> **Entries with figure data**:
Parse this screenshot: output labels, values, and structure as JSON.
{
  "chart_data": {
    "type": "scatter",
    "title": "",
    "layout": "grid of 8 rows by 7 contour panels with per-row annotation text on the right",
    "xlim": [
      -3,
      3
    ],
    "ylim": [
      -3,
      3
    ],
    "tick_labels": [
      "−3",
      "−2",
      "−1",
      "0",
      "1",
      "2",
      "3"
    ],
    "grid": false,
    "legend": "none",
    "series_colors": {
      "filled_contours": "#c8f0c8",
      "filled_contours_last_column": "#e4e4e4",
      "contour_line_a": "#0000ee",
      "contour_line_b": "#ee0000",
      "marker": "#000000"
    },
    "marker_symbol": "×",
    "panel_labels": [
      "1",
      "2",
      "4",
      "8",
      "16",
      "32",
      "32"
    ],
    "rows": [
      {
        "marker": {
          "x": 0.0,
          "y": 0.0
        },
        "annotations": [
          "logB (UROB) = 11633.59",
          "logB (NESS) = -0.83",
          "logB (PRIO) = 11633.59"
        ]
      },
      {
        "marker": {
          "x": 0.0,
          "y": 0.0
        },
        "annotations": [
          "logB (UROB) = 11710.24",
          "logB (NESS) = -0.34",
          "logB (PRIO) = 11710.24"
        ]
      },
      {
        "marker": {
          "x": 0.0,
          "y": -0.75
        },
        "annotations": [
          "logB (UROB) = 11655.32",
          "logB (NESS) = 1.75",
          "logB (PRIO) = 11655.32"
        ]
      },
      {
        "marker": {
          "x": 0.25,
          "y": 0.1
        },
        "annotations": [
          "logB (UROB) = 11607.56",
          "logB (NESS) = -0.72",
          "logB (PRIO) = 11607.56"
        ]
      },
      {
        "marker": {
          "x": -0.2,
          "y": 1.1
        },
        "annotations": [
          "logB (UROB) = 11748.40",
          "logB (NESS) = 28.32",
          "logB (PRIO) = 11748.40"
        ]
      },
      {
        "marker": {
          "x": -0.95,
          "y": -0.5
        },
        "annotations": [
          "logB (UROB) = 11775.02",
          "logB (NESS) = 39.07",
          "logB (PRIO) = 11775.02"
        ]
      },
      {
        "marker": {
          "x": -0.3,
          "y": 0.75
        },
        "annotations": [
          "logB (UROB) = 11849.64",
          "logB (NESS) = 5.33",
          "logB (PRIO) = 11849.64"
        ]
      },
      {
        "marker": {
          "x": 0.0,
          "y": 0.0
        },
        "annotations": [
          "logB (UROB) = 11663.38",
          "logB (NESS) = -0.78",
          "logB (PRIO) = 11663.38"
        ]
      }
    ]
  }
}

> **Exercise directions**: Out of the preceding entries, pull every line containing the string "UROB".

> **Response for this exercise**:
          "logB (UROB) = 11633.59",
          "logB (UROB) = 11710.24",
          "logB (UROB) = 11655.32",
          "logB (UROB) = 11607.56",
          "logB (UROB) = 11748.40",
          "logB (UROB) = 11775.02",
          "logB (UROB) = 11849.64",
          "logB (UROB) = 11663.38",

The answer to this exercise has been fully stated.